### Instructions for the task
What follows is a listing; give it again exactly, in its entirety.

— START OF Provided data —

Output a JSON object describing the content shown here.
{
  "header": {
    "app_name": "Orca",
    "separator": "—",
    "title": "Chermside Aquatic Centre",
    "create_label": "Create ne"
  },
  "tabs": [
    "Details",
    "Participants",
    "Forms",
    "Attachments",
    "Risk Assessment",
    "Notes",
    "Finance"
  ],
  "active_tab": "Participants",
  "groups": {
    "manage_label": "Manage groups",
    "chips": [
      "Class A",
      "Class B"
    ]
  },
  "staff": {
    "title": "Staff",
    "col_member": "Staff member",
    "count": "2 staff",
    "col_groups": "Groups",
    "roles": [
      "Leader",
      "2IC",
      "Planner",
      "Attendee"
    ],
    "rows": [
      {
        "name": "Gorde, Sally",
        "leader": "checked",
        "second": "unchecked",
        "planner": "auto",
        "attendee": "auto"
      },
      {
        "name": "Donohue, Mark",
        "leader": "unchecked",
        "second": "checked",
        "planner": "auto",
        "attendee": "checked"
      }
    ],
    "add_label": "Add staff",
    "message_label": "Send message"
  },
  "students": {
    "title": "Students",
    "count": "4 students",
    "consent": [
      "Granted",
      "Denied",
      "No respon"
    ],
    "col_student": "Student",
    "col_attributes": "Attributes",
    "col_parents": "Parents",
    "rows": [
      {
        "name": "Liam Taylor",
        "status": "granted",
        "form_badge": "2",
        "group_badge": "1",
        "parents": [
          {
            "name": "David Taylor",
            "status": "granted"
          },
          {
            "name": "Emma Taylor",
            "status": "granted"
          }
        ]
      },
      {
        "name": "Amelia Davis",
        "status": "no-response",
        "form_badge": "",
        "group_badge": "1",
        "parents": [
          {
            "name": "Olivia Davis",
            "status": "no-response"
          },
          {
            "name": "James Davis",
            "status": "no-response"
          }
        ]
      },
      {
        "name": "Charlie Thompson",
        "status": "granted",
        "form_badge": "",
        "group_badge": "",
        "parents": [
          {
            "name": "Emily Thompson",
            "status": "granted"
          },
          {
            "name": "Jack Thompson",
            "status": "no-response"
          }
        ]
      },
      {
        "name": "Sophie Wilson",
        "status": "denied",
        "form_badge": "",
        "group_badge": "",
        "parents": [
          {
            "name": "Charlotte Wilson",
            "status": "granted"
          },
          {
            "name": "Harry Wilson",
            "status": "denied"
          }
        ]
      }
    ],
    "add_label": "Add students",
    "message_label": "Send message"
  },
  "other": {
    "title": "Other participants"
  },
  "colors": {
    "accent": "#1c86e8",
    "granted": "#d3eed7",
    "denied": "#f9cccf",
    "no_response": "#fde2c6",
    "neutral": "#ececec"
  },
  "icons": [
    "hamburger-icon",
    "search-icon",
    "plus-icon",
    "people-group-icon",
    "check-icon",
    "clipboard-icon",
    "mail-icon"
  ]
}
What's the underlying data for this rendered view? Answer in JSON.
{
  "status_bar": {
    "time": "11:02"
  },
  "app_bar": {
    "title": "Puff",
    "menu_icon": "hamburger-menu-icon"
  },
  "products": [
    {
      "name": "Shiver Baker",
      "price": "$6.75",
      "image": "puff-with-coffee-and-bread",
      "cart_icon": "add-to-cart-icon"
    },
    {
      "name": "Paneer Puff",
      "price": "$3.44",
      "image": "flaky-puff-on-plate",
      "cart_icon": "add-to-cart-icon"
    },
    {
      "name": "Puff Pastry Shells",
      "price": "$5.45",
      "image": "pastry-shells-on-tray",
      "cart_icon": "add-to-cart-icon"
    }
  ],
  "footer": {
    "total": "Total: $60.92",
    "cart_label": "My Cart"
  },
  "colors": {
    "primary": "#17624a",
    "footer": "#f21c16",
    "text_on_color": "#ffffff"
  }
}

— END OF Provided data —

### Written response
Output a JSON object describing the content shown here.
{
  "header": {
    "app_name": "Orca",
    "separator": "—",
    "title": "Chermside Aquatic Centre",
    "create_label": "Create ne"
  },
  "tabs": [
    "Details",
    "Participants",
    "Forms",
    "Attachments",
    "Risk Assessment",
    "Notes",
    "Finance"
  ],
  "active_tab": "Participants",
  "groups": {
    "manage_label": "Manage groups",
    "chips": [
      "Class A",
      "Class B"
    ]
  },
  "staff": {
    "title": "Staff",
    "col_member": "Staff member",
    "count": "2 staff",
    "col_groups": "Groups",
    "roles": [
      "Leader",
      "2IC",
      "Planner",
      "Attendee"
    ],
    "rows": [
      {
        "name": "Gorde, Sally",
        "leader": "checked",
        "second": "unchecked",
        "planner": "auto",
        "attendee": "auto"
      },
      {
        "name": "Donohue, Mark",
        "leader": "unchecked",
        "second": "checked",
        "planner": "auto",
        "attendee": "checked"
      }
    ],
    "add_label": "Add staff",
    "message_label": "Send message"
  },
  "students": {
    "title": "Students",
    "count": "4 students",
    "consent": [
      "Granted",
      "Denied",
      "No respon"
    ],
    "col_student": "Student",
    "col_attributes": "Attributes",
    "col_parents": "Parents",
    "rows": [
      {
        "name": "Liam Taylor",
        "status": "granted",
        "form_badge": "2",
        "group_badge": "1",
        "parents": [
          {
            "name": "David Taylor",
            "status": "granted"
          },
          {
            "name": "Emma Taylor",
            "status": "granted"
          }
        ]
      },
      {
        "name": "Amelia Davis",
        "status": "no-response",
        "form_badge": "",
        "group_badge": "1",
        "parents": [
          {
            "name": "Olivia Davis",
            "status": "no-response"
          },
          {
            "name": "James Davis",
            "status": "no-response"
          }
        ]
      },
      {
        "name": "Charlie Thompson",
        "status": "granted",
        "form_badge": "",
        "group_badge": "",
        "parents": [
          {
            "name": "Emily Thompson",
            "status": "granted"
          },
          {
            "name": "Jack Thompson",
            "status": "no-response"
          }
        ]
      },
      {
        "name": "Sophie Wilson",
        "status": "denied",
        "form_badge": "",
        "group_badge": "",
        "parents": [
          {
            "name": "Charlotte Wilson",
            "status": "granted"
          },
          {
            "name": "Harry Wilson",
            "status": "denied"
          }
        ]
      }
    ],
    "add_label": "Add students",
    "message_label": "Send message"
  },
  "other": {
    "title": "Other participants"
  },
  "colors": {
    "accent": "#1c86e8",
    "granted": "#d3eed7",
    "denied": "#f9cccf",
    "no_response": "#fde2c6",
    "neutral": "#ececec"
  },
  "icons": [
    "hamburger-icon",
    "search-icon",
    "plus-icon",
    "people-group-icon",
    "check-icon",
    "clipboard-icon",
    "mail-icon"
  ]
}
What's the underlying data for this rendered view? Answer in JSON.
{
  "status_bar": {
    "time": "11:02"
  },
  "app_bar": {
    "title": "Puff",
    "menu_icon": "hamburger-menu-icon"
  },
  "products": [
    {
      "name": "Shiver Baker",
      "price": "$6.75",
      "image": "puff-with-coffee-and-bread",
      "cart_icon": "add-to-cart-icon"
    },
    {
      "name": "Paneer Puff",
      "price": "$3.44",
      "image": "flaky-puff-on-plate",
      "cart_icon": "add-to-cart-icon"
    },
    {
      "name": "Puff Pastry Shells",
      "price": "$5.45",
      "image": "pastry-shells-on-tray",
      "cart_icon": "add-to-cart-icon"
    }
  ],
  "footer": {
    "total": "Total: $60.92",
    "cart_label": "My Cart"
  },
  "colors": {
    "primary": "#17624a",
    "footer": "#f21c16",
    "text_on_color": "#ffffff"
  }
}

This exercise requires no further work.